* Work to do
For the copy, please give all of the data again exactly and leave the pictures out.

* Input
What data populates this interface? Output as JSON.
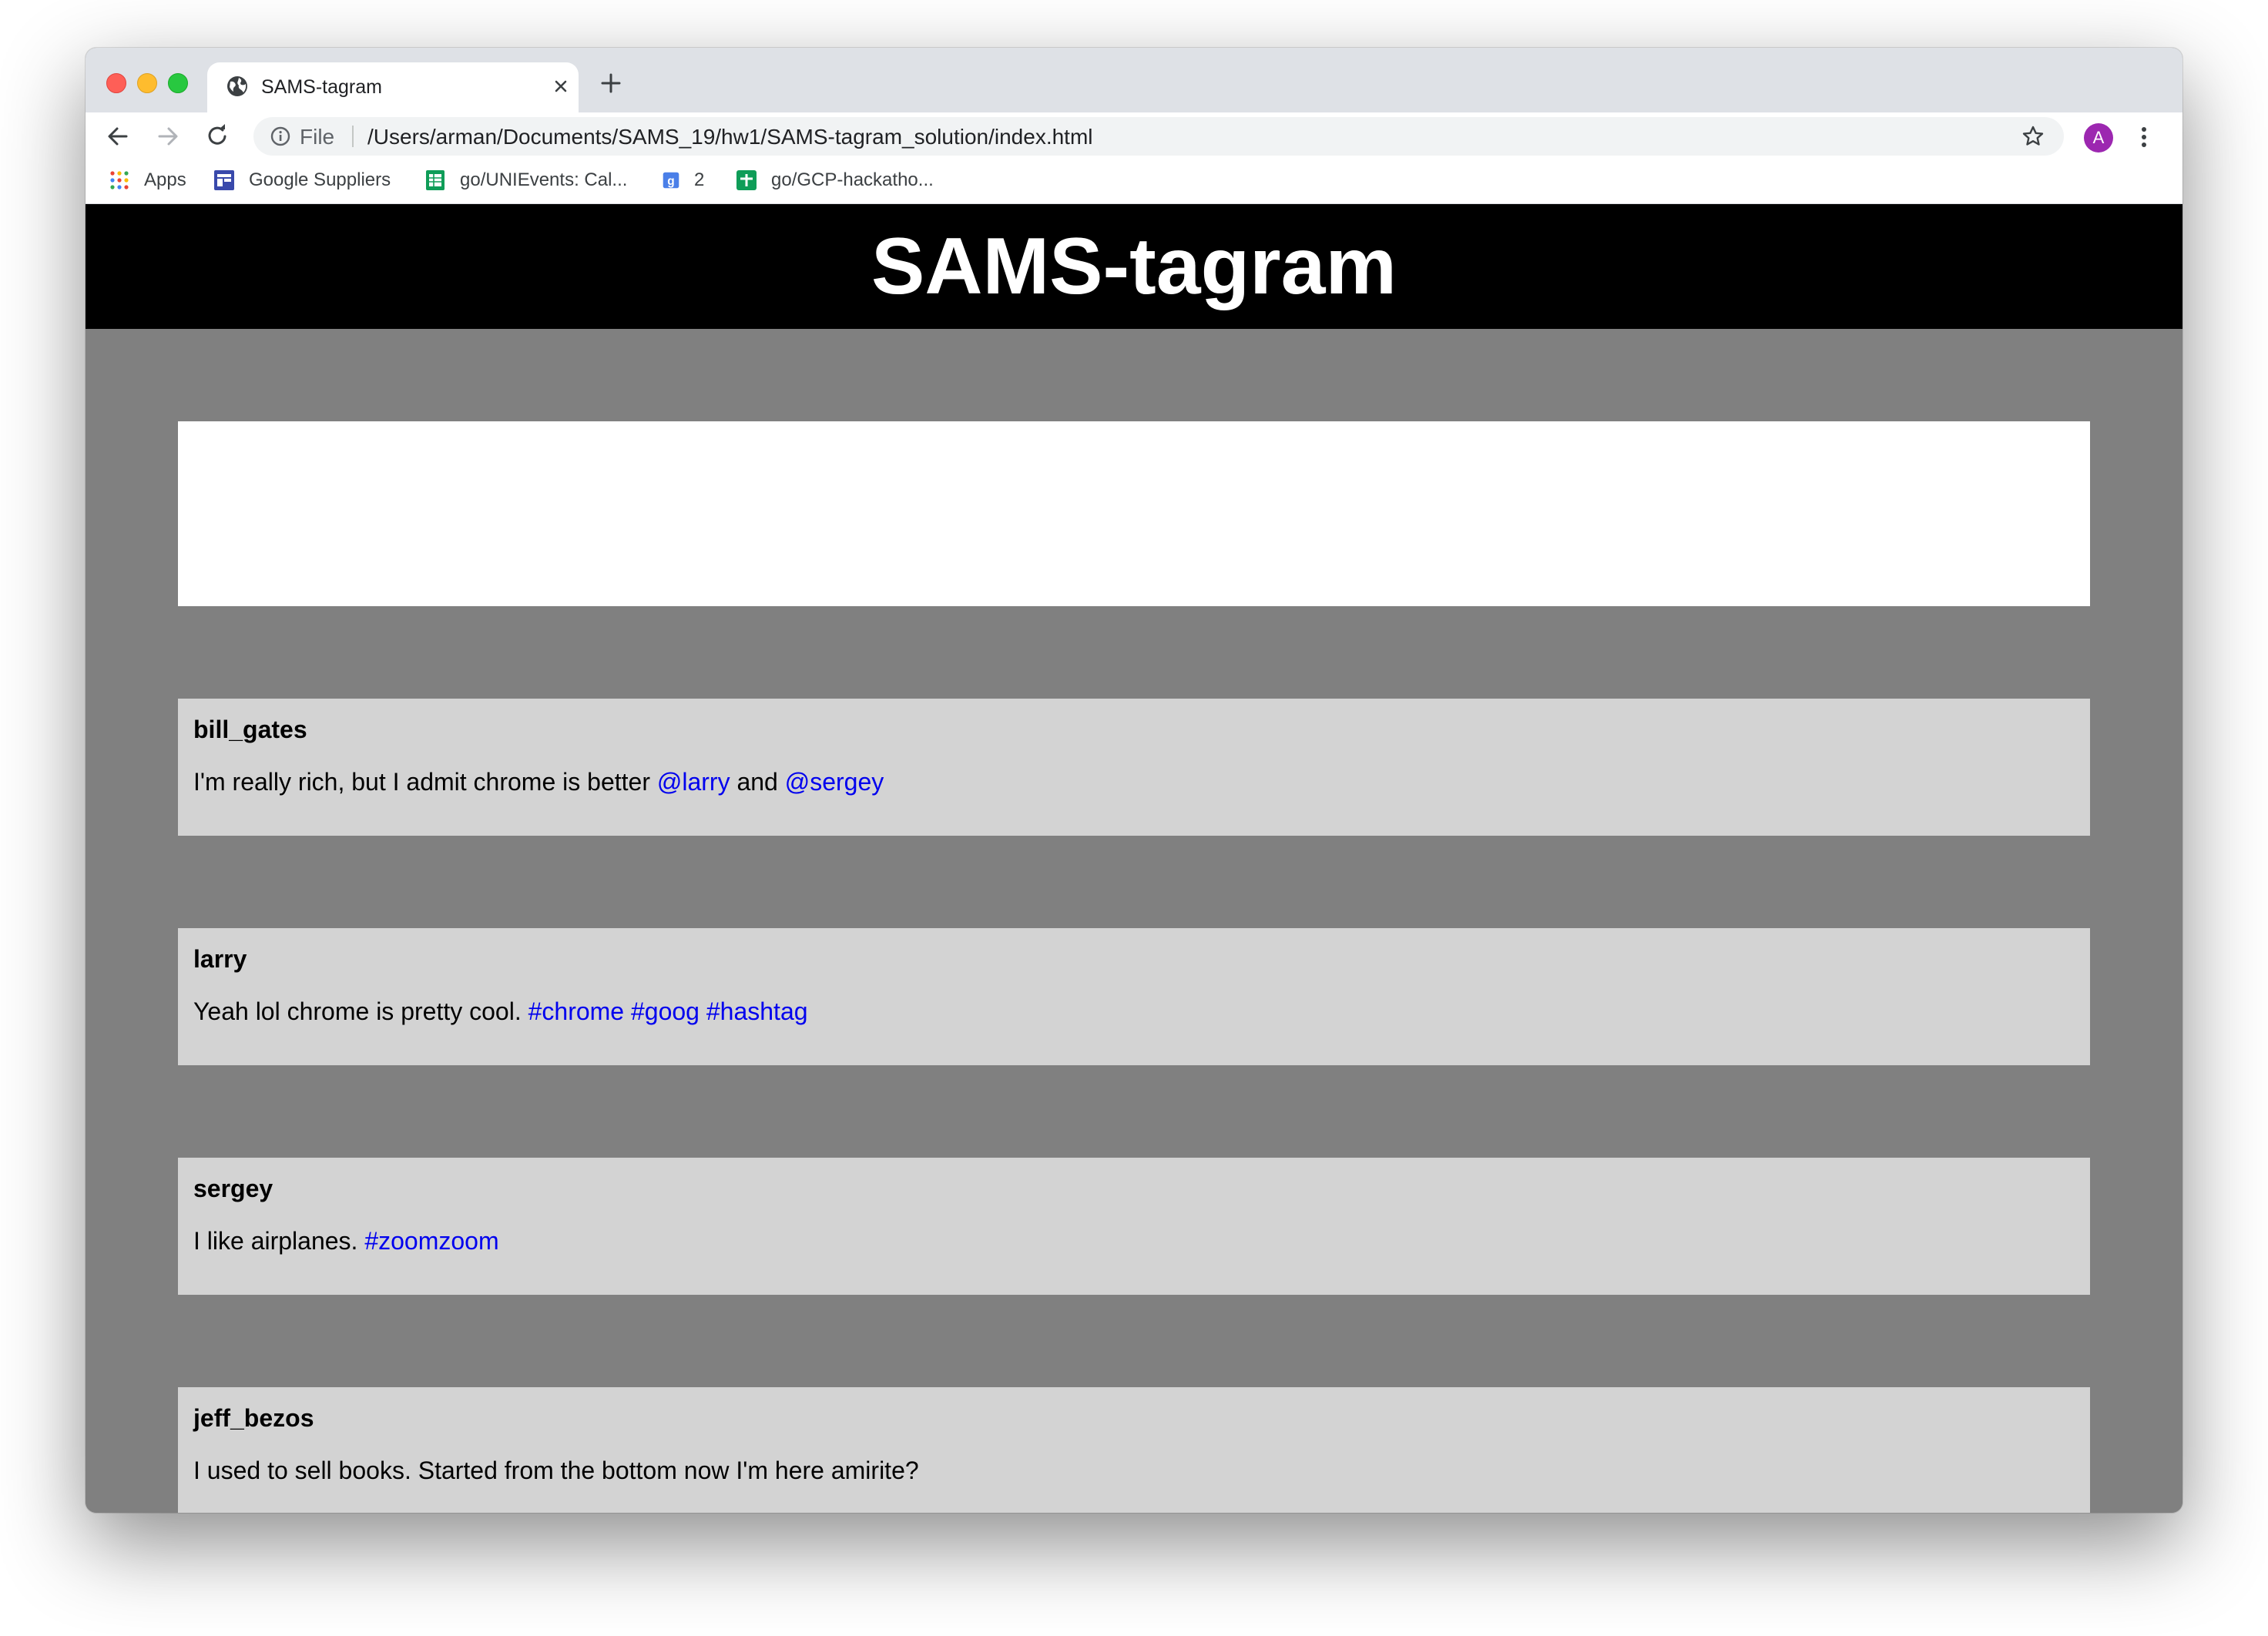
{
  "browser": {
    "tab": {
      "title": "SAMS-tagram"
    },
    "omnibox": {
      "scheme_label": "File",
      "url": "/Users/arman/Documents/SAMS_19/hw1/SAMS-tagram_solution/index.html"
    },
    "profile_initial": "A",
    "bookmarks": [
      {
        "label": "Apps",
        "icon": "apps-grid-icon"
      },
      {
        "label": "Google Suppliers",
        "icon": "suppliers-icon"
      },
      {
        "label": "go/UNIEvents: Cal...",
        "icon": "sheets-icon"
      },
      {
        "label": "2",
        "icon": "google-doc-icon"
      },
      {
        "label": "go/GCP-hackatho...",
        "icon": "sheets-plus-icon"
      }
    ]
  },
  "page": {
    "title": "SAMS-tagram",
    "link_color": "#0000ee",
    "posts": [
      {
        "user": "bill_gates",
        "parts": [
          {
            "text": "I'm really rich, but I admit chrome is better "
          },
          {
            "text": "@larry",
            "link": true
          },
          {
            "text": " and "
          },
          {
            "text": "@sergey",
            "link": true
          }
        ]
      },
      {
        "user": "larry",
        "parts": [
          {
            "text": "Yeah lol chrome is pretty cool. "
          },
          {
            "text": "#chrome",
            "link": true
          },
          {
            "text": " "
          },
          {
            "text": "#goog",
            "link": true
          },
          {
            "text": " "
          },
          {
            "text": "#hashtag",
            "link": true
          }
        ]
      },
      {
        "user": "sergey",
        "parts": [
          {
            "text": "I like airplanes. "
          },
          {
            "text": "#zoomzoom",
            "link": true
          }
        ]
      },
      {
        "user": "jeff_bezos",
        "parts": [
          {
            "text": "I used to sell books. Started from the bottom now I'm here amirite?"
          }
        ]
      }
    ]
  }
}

* Solution to the exercise
What data populates this interface? Output as JSON.
{
  "browser": {
    "tab": {
      "title": "SAMS-tagram"
    },
    "omnibox": {
      "scheme_label": "File",
      "url": "/Users/arman/Documents/SAMS_19/hw1/SAMS-tagram_solution/index.html"
    },
    "profile_initial": "A",
    "bookmarks": [
      {
        "label": "Apps",
        "icon": "apps-grid-icon"
      },
      {
        "label": "Google Suppliers",
        "icon": "suppliers-icon"
      },
      {
        "label": "go/UNIEvents: Cal...",
        "icon": "sheets-icon"
      },
      {
        "label": "2",
        "icon": "google-doc-icon"
      },
      {
        "label": "go/GCP-hackatho...",
        "icon": "sheets-plus-icon"
      }
    ]
  },
  "page": {
    "title": "SAMS-tagram",
    "link_color": "#0000ee",
    "posts": [
      {
        "user": "bill_gates",
        "parts": [
          {
            "text": "I'm really rich, but I admit chrome is better "
          },
          {
            "text": "@larry",
            "link": true
          },
          {
            "text": " and "
          },
          {
            "text": "@sergey",
            "link": true
          }
        ]
      },
      {
        "user": "larry",
        "parts": [
          {
            "text": "Yeah lol chrome is pretty cool. "
          },
          {
            "text": "#chrome",
            "link": true
          },
          {
            "text": " "
          },
          {
            "text": "#goog",
            "link": true
          },
          {
            "text": " "
          },
          {
            "text": "#hashtag",
            "link": true
          }
        ]
      },
      {
        "user": "sergey",
        "parts": [
          {
            "text": "I like airplanes. "
          },
          {
            "text": "#zoomzoom",
            "link": true
          }
        ]
      },
      {
        "user": "jeff_bezos",
        "parts": [
          {
            "text": "I used to sell books. Started from the bottom now I'm here amirite?"
          }
        ]
      }
    ]
  }
}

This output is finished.